Exercise =
Write out each line that follows exactly as it stands, without the pictures.

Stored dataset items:

::::::

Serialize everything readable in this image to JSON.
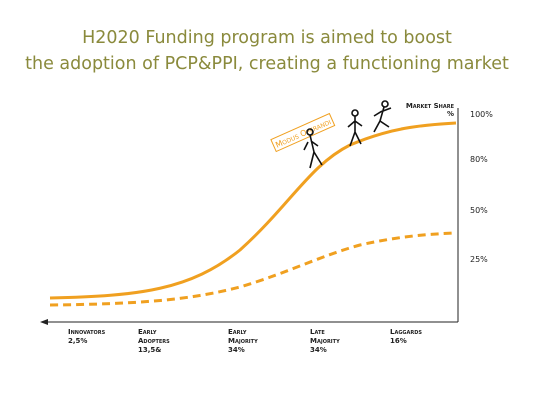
{
  "title": {
    "line1": "H2020 Funding program is aimed to boost",
    "line2": "the adoption of PCP&PPI, creating a functioning market"
  },
  "badge": "Modus Operandi",
  "axis_title": "Market Share %",
  "axis_labels": [
    "100%",
    "80%",
    "50%",
    "25%"
  ],
  "segments": [
    {
      "name": "Innovators",
      "share": "2,5%"
    },
    {
      "name": "Early Adopters",
      "share": "13,5&"
    },
    {
      "name": "Early Majority",
      "share": "34%"
    },
    {
      "name": "Late Majority",
      "share": "34%"
    },
    {
      "name": "Laggards",
      "share": "16%"
    }
  ]
}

::::::

Final result =
Serialize everything readable in this image to JSON.
{
  "title": {
    "line1": "H2020 Funding program is aimed to boost",
    "line2": "the adoption of PCP&PPI, creating a functioning market"
  },
  "badge": "Modus Operandi",
  "axis_title": "Market Share %",
  "axis_labels": [
    "100%",
    "80%",
    "50%",
    "25%"
  ],
  "segments": [
    {
      "name": "Innovators",
      "share": "2,5%"
    },
    {
      "name": "Early Adopters",
      "share": "13,5&"
    },
    {
      "name": "Early Majority",
      "share": "34%"
    },
    {
      "name": "Late Majority",
      "share": "34%"
    },
    {
      "name": "Laggards",
      "share": "16%"
    }
  ]
}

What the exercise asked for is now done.